**Stored data**
[BEGIN]
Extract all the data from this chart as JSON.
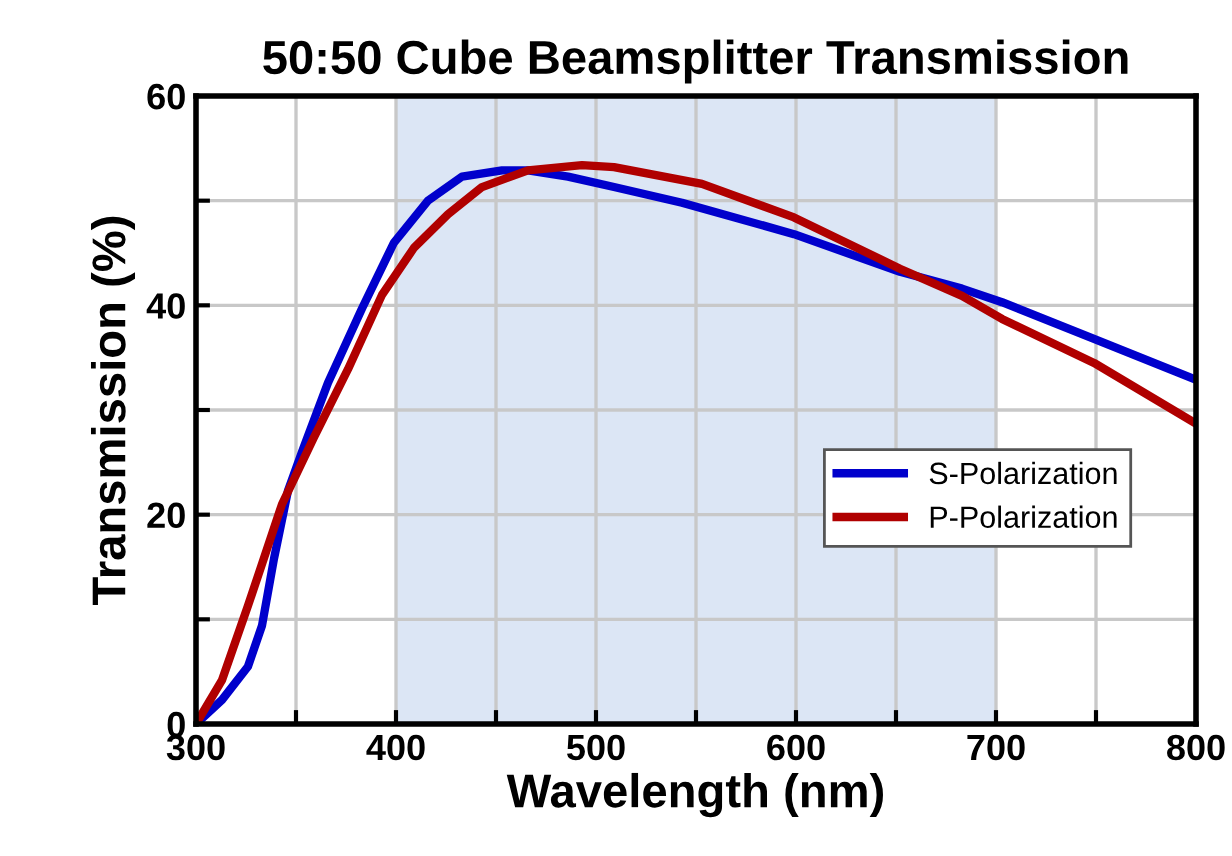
{
  "chart_data": {
    "type": "line",
    "title": "50:50 Cube Beamsplitter Transmission",
    "xlabel": "Wavelength (nm)",
    "ylabel": "Transmission (%)",
    "xlim": [
      300,
      800
    ],
    "xticks": [
      300,
      {
        "value": 350,
        "label": null
      },
      400,
      {
        "value": 450,
        "label": null
      },
      500,
      {
        "value": 550,
        "label": null
      },
      600,
      {
        "value": 650,
        "label": null
      },
      700,
      {
        "value": 750,
        "label": null
      },
      800
    ],
    "ylim": [
      0,
      60
    ],
    "yticks": [
      0,
      {
        "value": 10,
        "label": null
      },
      20,
      {
        "value": 30,
        "label": null
      },
      40,
      {
        "value": 50,
        "label": null
      },
      60
    ],
    "grid": true,
    "legend": "right",
    "bands": [
      {
        "axis": "x",
        "from": 400,
        "to": 700,
        "color": "#dce6f5"
      }
    ],
    "series": [
      {
        "name": "S-Polarization",
        "color": "#0000cc",
        "x": [
          300,
          313,
          326,
          333,
          339,
          346,
          353,
          366,
          383,
          399,
          416,
          433,
          453,
          466,
          486,
          509,
          543,
          599,
          652,
          683,
          703,
          749,
          800
        ],
        "values": [
          0,
          2.3,
          5.5,
          9.4,
          15.8,
          22.3,
          26,
          32.6,
          39.7,
          46,
          50,
          52.3,
          52.9,
          52.9,
          52.3,
          51.3,
          49.8,
          46.8,
          43.2,
          41.6,
          40.3,
          36.8,
          32.9
        ]
      },
      {
        "name": "P-Polarization",
        "color": "#b00000",
        "x": [
          300,
          313,
          326,
          343,
          359,
          376,
          393,
          409,
          426,
          443,
          466,
          493,
          509,
          553,
          599,
          652,
          683,
          703,
          749,
          800
        ],
        "values": [
          0,
          4.2,
          11.3,
          21,
          27.4,
          33.9,
          41,
          45.5,
          48.7,
          51.3,
          52.9,
          53.4,
          53.2,
          51.6,
          48.4,
          43.5,
          40.9,
          38.7,
          34.5,
          28.7
        ]
      }
    ]
  }
}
[END]
**Exercise**
A single figure is required: the number of lines above in which the word "from" occurs.

**Solution to the problem**
2